# [YOUR TASKS]
1. Repeat everything in the win probability text from "The previous post" down to "P(win) = 1 / (1 + e^(-z))".
2. Answer these from the win probability text:
(a) What method is used to estimate the coefficients from historical play-by-play data?
(b) Between what two values does the logistic function place any real-valued input?
(c) What does standard logistic regression assume about the relationship between predictors and outcome?
3. Shorten the paragraph of the win probability text that begins "The interaction term β₄(score_diff × time_remaining)", keeping its main facts.

# [PASSAGE TO READ]
--- start ---
The previous post mapped the landscape - which sports use which approaches and why. This post goes one level deeper into the mathematical foundations that underlie all win probability models. The methods described here are not sport-specific. They are the building blocks that get adapted, extended, and combined differently depending on the game structure.
Logistic regression: the universal starting point
Nearly every win probability model either uses logistic regression directly or builds on top of it. The reason is straightforward: win probability is a binary outcome (win or lose), and logistic regression is the standard method for modeling binary outcomes as a function of continuous predictors.
The logistic function maps any real-valued input to a probability between 0 and 1:
P(win) = 1 / (1 + e^(-z))
where z is a linear combination of predictor variables:
z = β₀ + β₁x₁ + β₂x₂ + ... + βₖxₖ
In a win probability context, the predictors typically include score differential, time remaining, and sport-specific state variables. The coefficients β₁ through βₖ are estimated from historical play-by-play data using maximum likelihood estimation.
For example, a minimal basketball win probability model might use:
z = β₀ + β₁(score_diff) + β₂(time_remaining) + β₃(possession) + β₄(score_diff × time_remaining)
The interaction term β₄(score_diff × time_remaining) is critical. A 10-point lead means something very different with 30 minutes remaining than with 30 seconds remaining. Without the interaction, the model treats a point of score differential as equally important regardless of when it occurs.
Locally weighted logistic regression
Standard logistic regression assumes the relationship between predictors and outcome is the same across the entire dataset. This is a poor assumption for win probability, where the dynamics change dramatically as the game progresses.
--- end ---
# [RECORD SET]
--- start ---
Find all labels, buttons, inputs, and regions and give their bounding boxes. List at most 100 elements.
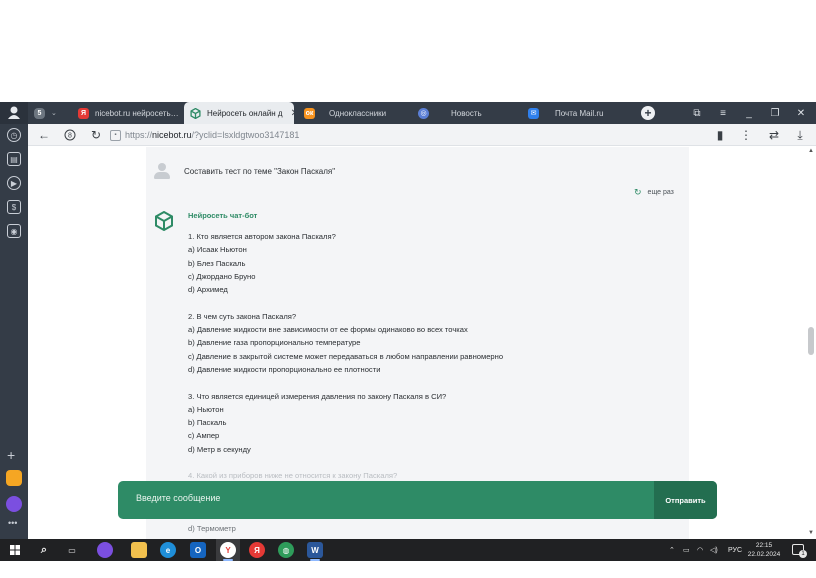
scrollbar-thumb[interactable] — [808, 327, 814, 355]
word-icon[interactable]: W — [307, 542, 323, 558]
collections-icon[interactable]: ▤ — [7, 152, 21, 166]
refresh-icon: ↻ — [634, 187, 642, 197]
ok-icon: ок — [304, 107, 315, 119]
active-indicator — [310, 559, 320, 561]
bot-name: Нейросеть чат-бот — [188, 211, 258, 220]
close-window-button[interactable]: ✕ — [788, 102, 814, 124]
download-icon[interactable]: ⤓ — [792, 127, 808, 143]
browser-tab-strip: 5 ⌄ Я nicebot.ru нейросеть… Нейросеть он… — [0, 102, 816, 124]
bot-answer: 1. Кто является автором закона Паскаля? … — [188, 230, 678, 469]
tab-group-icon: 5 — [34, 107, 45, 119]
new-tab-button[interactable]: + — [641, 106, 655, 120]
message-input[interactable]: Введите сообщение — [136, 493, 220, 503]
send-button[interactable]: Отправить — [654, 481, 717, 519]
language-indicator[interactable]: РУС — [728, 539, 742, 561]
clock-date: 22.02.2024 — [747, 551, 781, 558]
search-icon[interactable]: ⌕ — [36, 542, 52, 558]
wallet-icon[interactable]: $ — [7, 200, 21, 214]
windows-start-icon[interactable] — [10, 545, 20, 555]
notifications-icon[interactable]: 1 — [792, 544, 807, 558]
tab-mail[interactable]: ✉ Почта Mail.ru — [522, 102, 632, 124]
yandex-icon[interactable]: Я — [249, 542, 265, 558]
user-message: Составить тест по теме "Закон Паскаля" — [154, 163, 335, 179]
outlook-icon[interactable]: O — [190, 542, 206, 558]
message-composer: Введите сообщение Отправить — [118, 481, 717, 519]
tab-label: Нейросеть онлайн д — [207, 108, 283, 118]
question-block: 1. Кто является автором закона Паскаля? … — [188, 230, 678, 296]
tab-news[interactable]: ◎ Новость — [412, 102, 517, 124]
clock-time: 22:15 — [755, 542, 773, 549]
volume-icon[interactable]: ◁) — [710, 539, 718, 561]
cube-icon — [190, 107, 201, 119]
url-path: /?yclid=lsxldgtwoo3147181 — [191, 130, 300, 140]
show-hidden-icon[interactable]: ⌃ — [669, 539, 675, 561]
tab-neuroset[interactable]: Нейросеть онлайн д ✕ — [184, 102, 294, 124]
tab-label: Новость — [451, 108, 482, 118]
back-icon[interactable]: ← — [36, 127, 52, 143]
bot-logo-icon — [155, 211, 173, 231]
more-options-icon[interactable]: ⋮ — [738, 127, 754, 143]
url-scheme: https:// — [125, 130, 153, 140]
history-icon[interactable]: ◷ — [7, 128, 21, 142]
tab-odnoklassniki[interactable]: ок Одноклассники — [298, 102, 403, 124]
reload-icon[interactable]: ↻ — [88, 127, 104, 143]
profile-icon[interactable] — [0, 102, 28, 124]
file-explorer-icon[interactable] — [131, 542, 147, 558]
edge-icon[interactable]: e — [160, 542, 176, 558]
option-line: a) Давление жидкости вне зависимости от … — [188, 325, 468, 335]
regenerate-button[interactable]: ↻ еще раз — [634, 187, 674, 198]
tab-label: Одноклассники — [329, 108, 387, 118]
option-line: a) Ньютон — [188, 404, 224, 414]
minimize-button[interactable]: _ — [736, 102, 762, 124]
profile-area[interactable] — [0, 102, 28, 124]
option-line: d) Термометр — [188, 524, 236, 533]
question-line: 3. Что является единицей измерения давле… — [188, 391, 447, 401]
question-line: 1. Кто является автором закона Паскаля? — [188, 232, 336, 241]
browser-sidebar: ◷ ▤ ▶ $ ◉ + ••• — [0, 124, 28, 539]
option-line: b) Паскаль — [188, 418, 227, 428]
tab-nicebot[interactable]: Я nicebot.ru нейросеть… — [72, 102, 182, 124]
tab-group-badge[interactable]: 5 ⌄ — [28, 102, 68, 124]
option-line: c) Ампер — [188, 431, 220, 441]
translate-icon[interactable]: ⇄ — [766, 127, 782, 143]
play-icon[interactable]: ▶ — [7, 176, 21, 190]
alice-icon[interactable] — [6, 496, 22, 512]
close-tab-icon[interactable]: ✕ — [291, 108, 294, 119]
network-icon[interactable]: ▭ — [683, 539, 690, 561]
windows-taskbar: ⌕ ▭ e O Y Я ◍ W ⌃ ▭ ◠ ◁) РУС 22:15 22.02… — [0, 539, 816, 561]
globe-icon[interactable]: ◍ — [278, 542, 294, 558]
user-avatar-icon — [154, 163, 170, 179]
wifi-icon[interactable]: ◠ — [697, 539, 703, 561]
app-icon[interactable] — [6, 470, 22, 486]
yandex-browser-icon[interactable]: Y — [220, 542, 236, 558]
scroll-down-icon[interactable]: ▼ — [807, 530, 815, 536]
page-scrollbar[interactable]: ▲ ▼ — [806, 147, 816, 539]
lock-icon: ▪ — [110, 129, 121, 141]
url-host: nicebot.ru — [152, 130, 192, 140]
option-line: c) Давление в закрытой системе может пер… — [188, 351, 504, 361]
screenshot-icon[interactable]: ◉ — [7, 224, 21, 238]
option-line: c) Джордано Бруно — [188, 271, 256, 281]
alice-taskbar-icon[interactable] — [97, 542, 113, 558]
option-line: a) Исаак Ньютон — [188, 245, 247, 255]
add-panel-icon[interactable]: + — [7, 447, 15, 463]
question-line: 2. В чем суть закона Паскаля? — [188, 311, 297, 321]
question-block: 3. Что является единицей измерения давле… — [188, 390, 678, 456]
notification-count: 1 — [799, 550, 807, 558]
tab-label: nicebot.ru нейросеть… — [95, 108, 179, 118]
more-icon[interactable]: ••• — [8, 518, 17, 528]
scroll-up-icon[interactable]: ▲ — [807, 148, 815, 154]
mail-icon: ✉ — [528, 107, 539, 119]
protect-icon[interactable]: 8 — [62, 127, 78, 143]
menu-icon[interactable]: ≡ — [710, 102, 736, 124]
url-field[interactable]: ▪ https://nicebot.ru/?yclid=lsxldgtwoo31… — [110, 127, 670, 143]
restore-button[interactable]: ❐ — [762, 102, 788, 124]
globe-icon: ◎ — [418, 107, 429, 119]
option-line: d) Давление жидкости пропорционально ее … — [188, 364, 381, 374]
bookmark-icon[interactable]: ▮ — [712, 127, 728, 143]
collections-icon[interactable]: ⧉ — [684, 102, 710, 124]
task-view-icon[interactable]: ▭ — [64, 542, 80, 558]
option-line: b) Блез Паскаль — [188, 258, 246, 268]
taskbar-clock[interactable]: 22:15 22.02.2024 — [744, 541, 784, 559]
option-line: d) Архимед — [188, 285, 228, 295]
--- end ---
# [SOLUTIONS BY TASK]
1.
The previous post mapped the landscape - which sports use which approaches and why. This post goes one level deeper into the mathematical foundations that underlie all win probability models. The methods described here are not sport-specific. They are the building blocks that get adapted, extended, and combined differently depending on the game structure.
Logistic regression: the universal starting point
Nearly every win probability model either uses logistic regression directly or builds on top of it. The reason is straightforward: win probability is a binary outcome (win or lose), and logistic regression is the standard method for modeling binary outcomes as a function of continuous predictors.
The logistic function maps any real-valued input to a probability between 0 and 1:
P(win) = 1 / (1 + e^(-z))

2.
(a) Maximum likelihood estimation.
(b) Between 0 and 1.
(c) That the relationship is the same across the entire dataset.

3. The interaction term β₄(score_diff × time_remaining) is critical because a 10-point lead means something very different with 30 minutes left than with 30 seconds left. Without it, the model weighs each point of score differential equally no matter when it occurs.